• **Given entries**

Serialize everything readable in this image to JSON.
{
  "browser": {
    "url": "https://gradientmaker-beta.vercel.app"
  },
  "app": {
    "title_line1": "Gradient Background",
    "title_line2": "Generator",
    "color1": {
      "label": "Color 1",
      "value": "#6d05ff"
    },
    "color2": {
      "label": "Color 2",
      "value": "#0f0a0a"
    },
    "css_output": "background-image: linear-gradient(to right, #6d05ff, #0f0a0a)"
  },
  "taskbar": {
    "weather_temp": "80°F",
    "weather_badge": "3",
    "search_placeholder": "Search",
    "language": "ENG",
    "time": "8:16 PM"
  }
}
--
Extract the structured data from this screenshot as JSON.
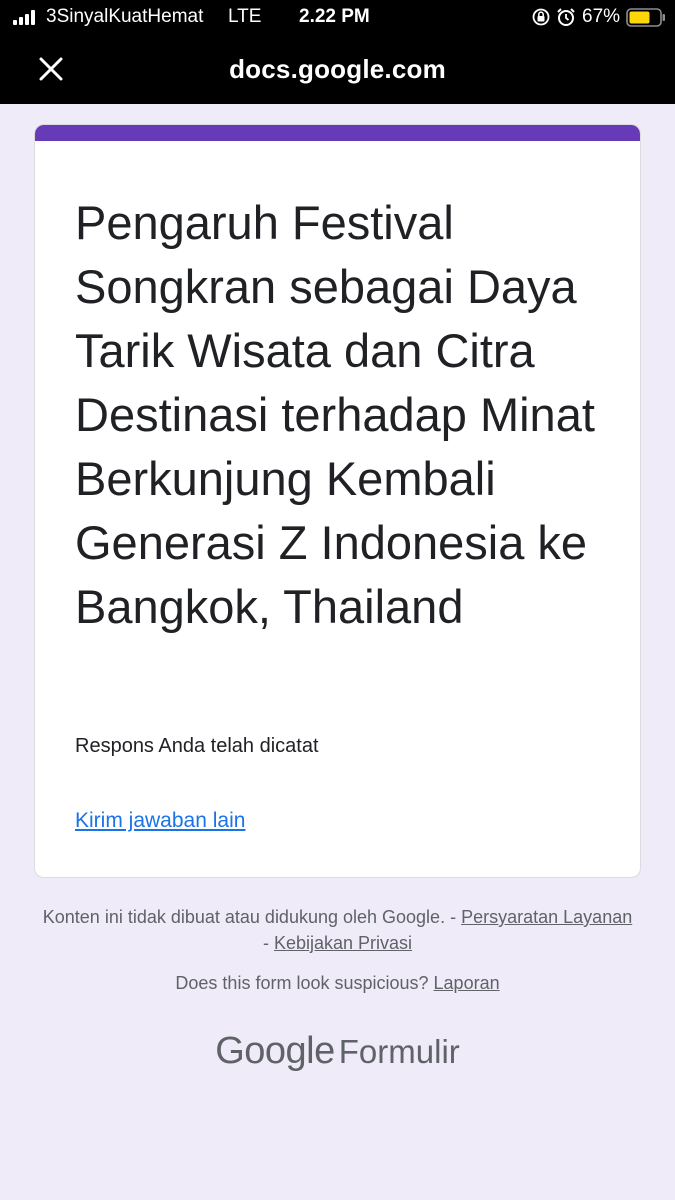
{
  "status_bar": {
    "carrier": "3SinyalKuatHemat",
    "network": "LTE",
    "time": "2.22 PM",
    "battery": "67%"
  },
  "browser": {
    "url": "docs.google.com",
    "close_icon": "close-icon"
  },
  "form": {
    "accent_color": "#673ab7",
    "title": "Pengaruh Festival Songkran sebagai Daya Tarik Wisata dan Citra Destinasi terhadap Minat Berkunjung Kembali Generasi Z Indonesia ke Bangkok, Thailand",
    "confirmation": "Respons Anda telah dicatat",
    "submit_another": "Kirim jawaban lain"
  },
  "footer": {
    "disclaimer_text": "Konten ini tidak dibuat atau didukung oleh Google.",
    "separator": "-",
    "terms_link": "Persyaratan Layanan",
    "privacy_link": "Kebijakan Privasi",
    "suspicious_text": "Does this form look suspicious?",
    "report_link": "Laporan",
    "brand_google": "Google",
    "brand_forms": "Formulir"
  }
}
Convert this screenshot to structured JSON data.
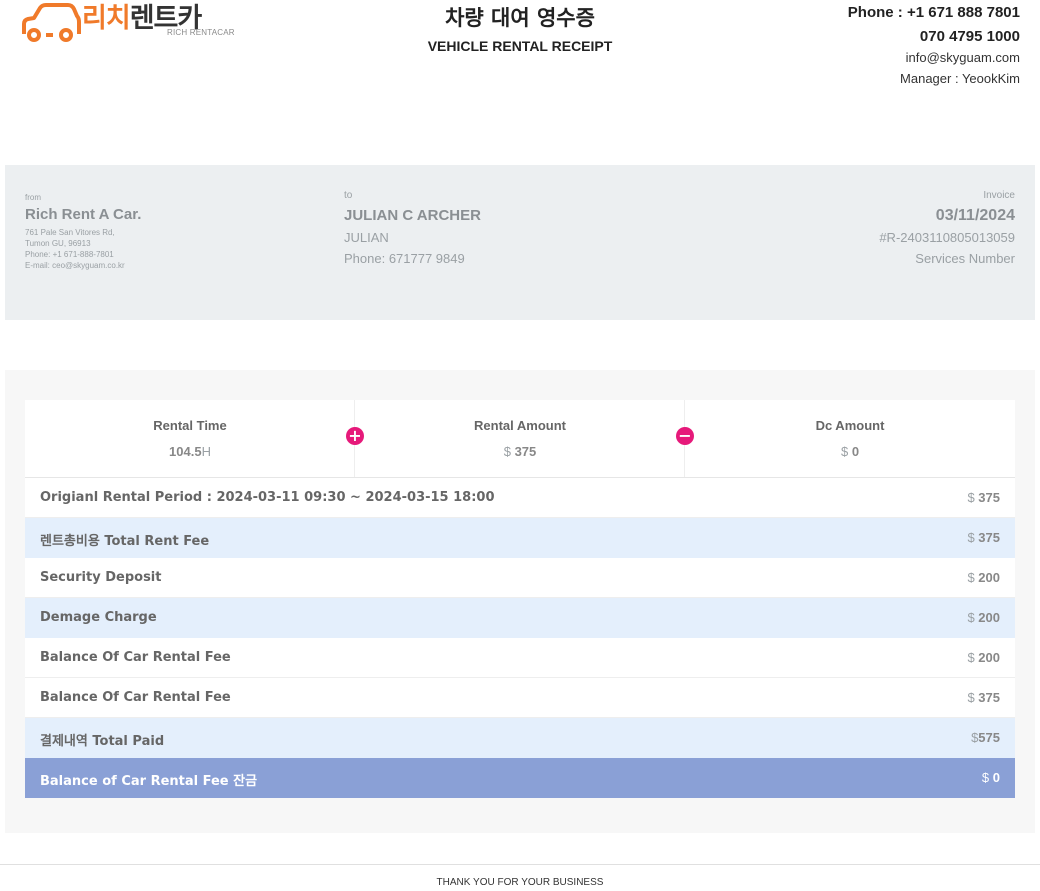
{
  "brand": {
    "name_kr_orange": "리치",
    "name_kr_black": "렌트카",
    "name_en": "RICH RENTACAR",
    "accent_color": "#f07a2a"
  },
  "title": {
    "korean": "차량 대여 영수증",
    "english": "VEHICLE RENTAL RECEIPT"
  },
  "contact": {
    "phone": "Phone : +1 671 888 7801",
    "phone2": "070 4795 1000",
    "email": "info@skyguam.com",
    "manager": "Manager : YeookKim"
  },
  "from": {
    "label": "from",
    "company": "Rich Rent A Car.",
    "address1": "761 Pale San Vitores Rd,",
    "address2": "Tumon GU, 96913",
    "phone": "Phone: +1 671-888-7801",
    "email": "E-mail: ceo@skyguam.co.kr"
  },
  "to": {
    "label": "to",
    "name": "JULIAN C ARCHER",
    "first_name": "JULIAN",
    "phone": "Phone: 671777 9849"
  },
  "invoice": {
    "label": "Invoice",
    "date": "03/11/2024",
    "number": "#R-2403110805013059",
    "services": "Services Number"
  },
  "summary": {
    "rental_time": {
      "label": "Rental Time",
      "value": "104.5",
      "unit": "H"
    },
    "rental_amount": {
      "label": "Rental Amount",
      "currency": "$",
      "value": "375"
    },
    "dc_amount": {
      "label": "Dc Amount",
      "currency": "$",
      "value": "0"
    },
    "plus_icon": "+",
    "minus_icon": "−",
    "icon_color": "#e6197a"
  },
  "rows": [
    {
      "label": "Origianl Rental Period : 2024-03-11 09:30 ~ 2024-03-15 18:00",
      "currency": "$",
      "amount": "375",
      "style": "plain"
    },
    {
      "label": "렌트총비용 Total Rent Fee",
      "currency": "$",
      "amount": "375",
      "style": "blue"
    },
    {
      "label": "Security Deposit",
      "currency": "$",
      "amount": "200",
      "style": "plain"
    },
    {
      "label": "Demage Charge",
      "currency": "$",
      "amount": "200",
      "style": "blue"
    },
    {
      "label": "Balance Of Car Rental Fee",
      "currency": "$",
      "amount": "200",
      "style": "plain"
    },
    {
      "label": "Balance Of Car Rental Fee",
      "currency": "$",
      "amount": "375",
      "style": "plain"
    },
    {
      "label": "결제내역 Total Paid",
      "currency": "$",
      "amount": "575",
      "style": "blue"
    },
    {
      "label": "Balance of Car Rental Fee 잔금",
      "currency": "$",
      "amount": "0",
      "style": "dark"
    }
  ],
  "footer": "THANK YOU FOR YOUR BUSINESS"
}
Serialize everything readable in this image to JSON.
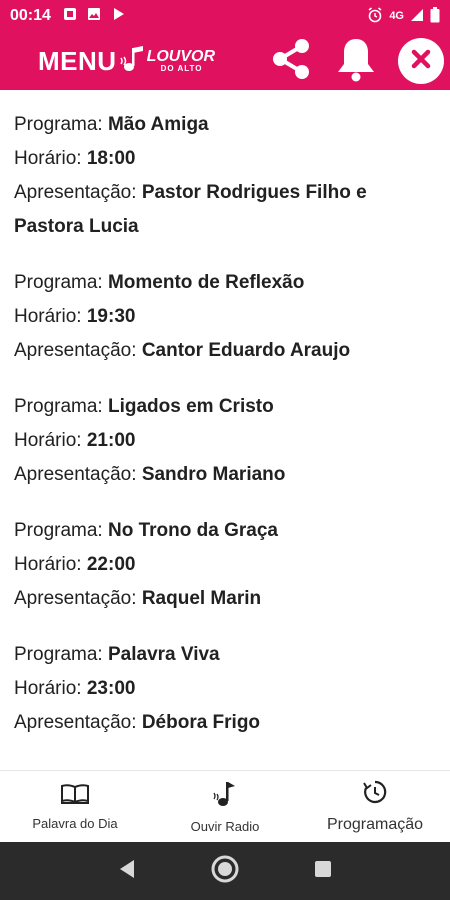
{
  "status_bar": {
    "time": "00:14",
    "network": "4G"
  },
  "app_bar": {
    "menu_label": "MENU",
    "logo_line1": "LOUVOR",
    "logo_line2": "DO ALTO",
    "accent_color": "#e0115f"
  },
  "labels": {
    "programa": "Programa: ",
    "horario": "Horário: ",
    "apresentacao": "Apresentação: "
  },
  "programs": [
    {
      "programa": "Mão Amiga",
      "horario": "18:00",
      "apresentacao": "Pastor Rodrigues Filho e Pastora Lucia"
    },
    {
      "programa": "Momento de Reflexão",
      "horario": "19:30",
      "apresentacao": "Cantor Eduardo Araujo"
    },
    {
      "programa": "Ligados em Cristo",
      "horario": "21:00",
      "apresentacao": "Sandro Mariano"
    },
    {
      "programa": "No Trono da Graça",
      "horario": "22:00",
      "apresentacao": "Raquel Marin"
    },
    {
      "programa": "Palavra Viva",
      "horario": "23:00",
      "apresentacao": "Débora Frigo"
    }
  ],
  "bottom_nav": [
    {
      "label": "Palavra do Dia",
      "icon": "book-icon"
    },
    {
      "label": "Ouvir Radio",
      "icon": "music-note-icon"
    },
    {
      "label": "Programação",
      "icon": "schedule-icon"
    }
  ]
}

• **What needs to be done**
Return all lines containing "data".

• **Result**
Extract the structured data from this screenshot as JSON.
Convert this screenshot to structured JSON data.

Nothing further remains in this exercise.